--- Task goal ---
Return every record verbatim.

--- Records shown ---
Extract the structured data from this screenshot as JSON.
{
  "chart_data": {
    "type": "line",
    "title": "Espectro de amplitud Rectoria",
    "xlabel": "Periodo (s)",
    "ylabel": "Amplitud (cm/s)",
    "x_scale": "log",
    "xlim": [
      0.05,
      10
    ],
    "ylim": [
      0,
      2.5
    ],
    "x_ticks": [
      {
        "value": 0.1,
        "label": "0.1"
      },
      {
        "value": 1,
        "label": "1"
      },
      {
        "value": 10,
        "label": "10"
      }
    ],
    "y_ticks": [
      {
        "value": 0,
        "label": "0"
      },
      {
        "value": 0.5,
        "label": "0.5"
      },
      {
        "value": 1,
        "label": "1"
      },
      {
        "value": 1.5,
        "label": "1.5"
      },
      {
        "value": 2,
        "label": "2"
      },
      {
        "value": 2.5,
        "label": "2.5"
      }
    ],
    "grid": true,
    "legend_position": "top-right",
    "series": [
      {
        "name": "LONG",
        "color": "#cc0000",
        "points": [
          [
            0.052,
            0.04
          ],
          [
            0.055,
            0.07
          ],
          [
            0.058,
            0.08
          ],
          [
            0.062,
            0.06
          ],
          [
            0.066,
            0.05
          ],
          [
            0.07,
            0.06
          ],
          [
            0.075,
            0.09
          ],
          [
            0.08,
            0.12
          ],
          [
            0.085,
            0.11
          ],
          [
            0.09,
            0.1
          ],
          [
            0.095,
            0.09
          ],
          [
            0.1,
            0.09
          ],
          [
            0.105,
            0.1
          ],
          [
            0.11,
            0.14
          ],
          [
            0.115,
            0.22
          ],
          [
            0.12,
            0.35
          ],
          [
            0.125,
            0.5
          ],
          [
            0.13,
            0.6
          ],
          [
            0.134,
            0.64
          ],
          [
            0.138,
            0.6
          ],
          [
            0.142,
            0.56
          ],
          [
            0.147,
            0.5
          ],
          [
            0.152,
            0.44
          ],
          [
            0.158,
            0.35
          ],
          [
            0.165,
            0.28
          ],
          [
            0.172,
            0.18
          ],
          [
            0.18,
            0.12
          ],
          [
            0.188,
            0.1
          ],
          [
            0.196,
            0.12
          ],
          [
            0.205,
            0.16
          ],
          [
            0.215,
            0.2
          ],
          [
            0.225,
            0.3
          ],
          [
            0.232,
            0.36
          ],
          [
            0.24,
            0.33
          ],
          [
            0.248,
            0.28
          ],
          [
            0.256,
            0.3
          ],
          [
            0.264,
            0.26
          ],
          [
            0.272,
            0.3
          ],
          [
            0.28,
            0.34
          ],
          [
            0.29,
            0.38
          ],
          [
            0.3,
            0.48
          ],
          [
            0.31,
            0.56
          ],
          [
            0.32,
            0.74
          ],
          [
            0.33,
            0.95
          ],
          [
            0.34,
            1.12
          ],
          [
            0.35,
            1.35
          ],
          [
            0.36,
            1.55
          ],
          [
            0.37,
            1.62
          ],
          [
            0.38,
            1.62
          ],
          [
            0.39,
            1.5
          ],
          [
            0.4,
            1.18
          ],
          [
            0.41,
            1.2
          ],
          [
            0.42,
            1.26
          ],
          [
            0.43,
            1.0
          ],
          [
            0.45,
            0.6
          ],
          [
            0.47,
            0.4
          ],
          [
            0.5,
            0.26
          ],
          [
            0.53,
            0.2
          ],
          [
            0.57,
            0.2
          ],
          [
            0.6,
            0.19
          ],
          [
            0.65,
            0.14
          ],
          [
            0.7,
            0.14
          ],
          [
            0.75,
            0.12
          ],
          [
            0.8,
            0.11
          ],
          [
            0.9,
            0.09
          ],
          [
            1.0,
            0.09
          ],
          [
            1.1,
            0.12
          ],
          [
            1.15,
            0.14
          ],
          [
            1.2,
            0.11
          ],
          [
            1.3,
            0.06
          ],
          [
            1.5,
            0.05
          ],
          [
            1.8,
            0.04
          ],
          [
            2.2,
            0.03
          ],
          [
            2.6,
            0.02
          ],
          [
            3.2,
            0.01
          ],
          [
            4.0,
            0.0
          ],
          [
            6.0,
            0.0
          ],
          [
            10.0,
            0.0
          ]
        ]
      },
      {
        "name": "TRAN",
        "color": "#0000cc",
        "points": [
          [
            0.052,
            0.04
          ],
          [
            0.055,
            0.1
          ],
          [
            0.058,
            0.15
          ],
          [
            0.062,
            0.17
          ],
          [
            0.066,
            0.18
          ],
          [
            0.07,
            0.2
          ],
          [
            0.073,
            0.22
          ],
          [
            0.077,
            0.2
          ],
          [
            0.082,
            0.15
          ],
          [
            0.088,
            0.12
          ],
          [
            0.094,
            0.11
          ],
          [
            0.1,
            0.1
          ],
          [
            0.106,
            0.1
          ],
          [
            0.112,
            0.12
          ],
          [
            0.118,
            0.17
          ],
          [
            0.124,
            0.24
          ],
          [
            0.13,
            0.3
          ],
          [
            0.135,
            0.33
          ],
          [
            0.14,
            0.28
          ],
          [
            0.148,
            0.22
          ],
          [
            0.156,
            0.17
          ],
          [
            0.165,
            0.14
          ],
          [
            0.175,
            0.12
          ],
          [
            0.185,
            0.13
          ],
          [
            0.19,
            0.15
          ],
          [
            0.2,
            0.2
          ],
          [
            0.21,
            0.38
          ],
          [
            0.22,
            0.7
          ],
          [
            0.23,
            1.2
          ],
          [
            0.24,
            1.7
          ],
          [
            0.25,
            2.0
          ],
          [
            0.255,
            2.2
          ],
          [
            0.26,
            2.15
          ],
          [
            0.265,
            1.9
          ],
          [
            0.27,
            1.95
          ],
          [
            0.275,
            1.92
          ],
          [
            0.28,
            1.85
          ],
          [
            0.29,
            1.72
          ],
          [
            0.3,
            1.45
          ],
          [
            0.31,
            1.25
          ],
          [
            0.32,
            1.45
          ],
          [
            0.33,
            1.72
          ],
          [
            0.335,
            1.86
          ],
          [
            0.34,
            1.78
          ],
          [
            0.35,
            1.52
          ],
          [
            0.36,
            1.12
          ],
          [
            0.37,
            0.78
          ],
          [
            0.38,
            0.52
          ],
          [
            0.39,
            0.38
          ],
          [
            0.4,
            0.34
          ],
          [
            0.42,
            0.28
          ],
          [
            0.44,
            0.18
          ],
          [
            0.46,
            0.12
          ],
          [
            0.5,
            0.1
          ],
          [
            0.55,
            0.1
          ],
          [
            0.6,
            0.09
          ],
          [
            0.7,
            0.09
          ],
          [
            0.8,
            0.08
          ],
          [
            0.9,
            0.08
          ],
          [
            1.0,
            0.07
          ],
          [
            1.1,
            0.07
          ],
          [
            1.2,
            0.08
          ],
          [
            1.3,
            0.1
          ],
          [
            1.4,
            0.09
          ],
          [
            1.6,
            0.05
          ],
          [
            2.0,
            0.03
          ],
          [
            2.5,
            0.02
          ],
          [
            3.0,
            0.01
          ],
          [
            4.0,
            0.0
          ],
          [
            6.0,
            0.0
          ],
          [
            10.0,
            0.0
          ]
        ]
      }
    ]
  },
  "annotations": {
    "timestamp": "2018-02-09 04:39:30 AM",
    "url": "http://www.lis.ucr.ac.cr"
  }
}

--- Output of the task ---
Extract the structured data from this screenshot as JSON.
{
  "chart_data": {
    "type": "line",
    "title": "Espectro de amplitud Rectoria",
    "xlabel": "Periodo (s)",
    "ylabel": "Amplitud (cm/s)",
    "x_scale": "log",
    "xlim": [
      0.05,
      10
    ],
    "ylim": [
      0,
      2.5
    ],
    "x_ticks": [
      {
        "value": 0.1,
        "label": "0.1"
      },
      {
        "value": 1,
        "label": "1"
      },
      {
        "value": 10,
        "label": "10"
      }
    ],
    "y_ticks": [
      {
        "value": 0,
        "label": "0"
      },
      {
        "value": 0.5,
        "label": "0.5"
      },
      {
        "value": 1,
        "label": "1"
      },
      {
        "value": 1.5,
        "label": "1.5"
      },
      {
        "value": 2,
        "label": "2"
      },
      {
        "value": 2.5,
        "label": "2.5"
      }
    ],
    "grid": true,
    "legend_position": "top-right",
    "series": [
      {
        "name": "LONG",
        "color": "#cc0000",
        "points": [
          [
            0.052,
            0.04
          ],
          [
            0.055,
            0.07
          ],
          [
            0.058,
            0.08
          ],
          [
            0.062,
            0.06
          ],
          [
            0.066,
            0.05
          ],
          [
            0.07,
            0.06
          ],
          [
            0.075,
            0.09
          ],
          [
            0.08,
            0.12
          ],
          [
            0.085,
            0.11
          ],
          [
            0.09,
            0.1
          ],
          [
            0.095,
            0.09
          ],
          [
            0.1,
            0.09
          ],
          [
            0.105,
            0.1
          ],
          [
            0.11,
            0.14
          ],
          [
            0.115,
            0.22
          ],
          [
            0.12,
            0.35
          ],
          [
            0.125,
            0.5
          ],
          [
            0.13,
            0.6
          ],
          [
            0.134,
            0.64
          ],
          [
            0.138,
            0.6
          ],
          [
            0.142,
            0.56
          ],
          [
            0.147,
            0.5
          ],
          [
            0.152,
            0.44
          ],
          [
            0.158,
            0.35
          ],
          [
            0.165,
            0.28
          ],
          [
            0.172,
            0.18
          ],
          [
            0.18,
            0.12
          ],
          [
            0.188,
            0.1
          ],
          [
            0.196,
            0.12
          ],
          [
            0.205,
            0.16
          ],
          [
            0.215,
            0.2
          ],
          [
            0.225,
            0.3
          ],
          [
            0.232,
            0.36
          ],
          [
            0.24,
            0.33
          ],
          [
            0.248,
            0.28
          ],
          [
            0.256,
            0.3
          ],
          [
            0.264,
            0.26
          ],
          [
            0.272,
            0.3
          ],
          [
            0.28,
            0.34
          ],
          [
            0.29,
            0.38
          ],
          [
            0.3,
            0.48
          ],
          [
            0.31,
            0.56
          ],
          [
            0.32,
            0.74
          ],
          [
            0.33,
            0.95
          ],
          [
            0.34,
            1.12
          ],
          [
            0.35,
            1.35
          ],
          [
            0.36,
            1.55
          ],
          [
            0.37,
            1.62
          ],
          [
            0.38,
            1.62
          ],
          [
            0.39,
            1.5
          ],
          [
            0.4,
            1.18
          ],
          [
            0.41,
            1.2
          ],
          [
            0.42,
            1.26
          ],
          [
            0.43,
            1.0
          ],
          [
            0.45,
            0.6
          ],
          [
            0.47,
            0.4
          ],
          [
            0.5,
            0.26
          ],
          [
            0.53,
            0.2
          ],
          [
            0.57,
            0.2
          ],
          [
            0.6,
            0.19
          ],
          [
            0.65,
            0.14
          ],
          [
            0.7,
            0.14
          ],
          [
            0.75,
            0.12
          ],
          [
            0.8,
            0.11
          ],
          [
            0.9,
            0.09
          ],
          [
            1.0,
            0.09
          ],
          [
            1.1,
            0.12
          ],
          [
            1.15,
            0.14
          ],
          [
            1.2,
            0.11
          ],
          [
            1.3,
            0.06
          ],
          [
            1.5,
            0.05
          ],
          [
            1.8,
            0.04
          ],
          [
            2.2,
            0.03
          ],
          [
            2.6,
            0.02
          ],
          [
            3.2,
            0.01
          ],
          [
            4.0,
            0.0
          ],
          [
            6.0,
            0.0
          ],
          [
            10.0,
            0.0
          ]
        ]
      },
      {
        "name": "TRAN",
        "color": "#0000cc",
        "points": [
          [
            0.052,
            0.04
          ],
          [
            0.055,
            0.1
          ],
          [
            0.058,
            0.15
          ],
          [
            0.062,
            0.17
          ],
          [
            0.066,
            0.18
          ],
          [
            0.07,
            0.2
          ],
          [
            0.073,
            0.22
          ],
          [
            0.077,
            0.2
          ],
          [
            0.082,
            0.15
          ],
          [
            0.088,
            0.12
          ],
          [
            0.094,
            0.11
          ],
          [
            0.1,
            0.1
          ],
          [
            0.106,
            0.1
          ],
          [
            0.112,
            0.12
          ],
          [
            0.118,
            0.17
          ],
          [
            0.124,
            0.24
          ],
          [
            0.13,
            0.3
          ],
          [
            0.135,
            0.33
          ],
          [
            0.14,
            0.28
          ],
          [
            0.148,
            0.22
          ],
          [
            0.156,
            0.17
          ],
          [
            0.165,
            0.14
          ],
          [
            0.175,
            0.12
          ],
          [
            0.185,
            0.13
          ],
          [
            0.19,
            0.15
          ],
          [
            0.2,
            0.2
          ],
          [
            0.21,
            0.38
          ],
          [
            0.22,
            0.7
          ],
          [
            0.23,
            1.2
          ],
          [
            0.24,
            1.7
          ],
          [
            0.25,
            2.0
          ],
          [
            0.255,
            2.2
          ],
          [
            0.26,
            2.15
          ],
          [
            0.265,
            1.9
          ],
          [
            0.27,
            1.95
          ],
          [
            0.275,
            1.92
          ],
          [
            0.28,
            1.85
          ],
          [
            0.29,
            1.72
          ],
          [
            0.3,
            1.45
          ],
          [
            0.31,
            1.25
          ],
          [
            0.32,
            1.45
          ],
          [
            0.33,
            1.72
          ],
          [
            0.335,
            1.86
          ],
          [
            0.34,
            1.78
          ],
          [
            0.35,
            1.52
          ],
          [
            0.36,
            1.12
          ],
          [
            0.37,
            0.78
          ],
          [
            0.38,
            0.52
          ],
          [
            0.39,
            0.38
          ],
          [
            0.4,
            0.34
          ],
          [
            0.42,
            0.28
          ],
          [
            0.44,
            0.18
          ],
          [
            0.46,
            0.12
          ],
          [
            0.5,
            0.1
          ],
          [
            0.55,
            0.1
          ],
          [
            0.6,
            0.09
          ],
          [
            0.7,
            0.09
          ],
          [
            0.8,
            0.08
          ],
          [
            0.9,
            0.08
          ],
          [
            1.0,
            0.07
          ],
          [
            1.1,
            0.07
          ],
          [
            1.2,
            0.08
          ],
          [
            1.3,
            0.1
          ],
          [
            1.4,
            0.09
          ],
          [
            1.6,
            0.05
          ],
          [
            2.0,
            0.03
          ],
          [
            2.5,
            0.02
          ],
          [
            3.0,
            0.01
          ],
          [
            4.0,
            0.0
          ],
          [
            6.0,
            0.0
          ],
          [
            10.0,
            0.0
          ]
        ]
      }
    ]
  },
  "annotations": {
    "timestamp": "2018-02-09 04:39:30 AM",
    "url": "http://www.lis.ucr.ac.cr"
  }
}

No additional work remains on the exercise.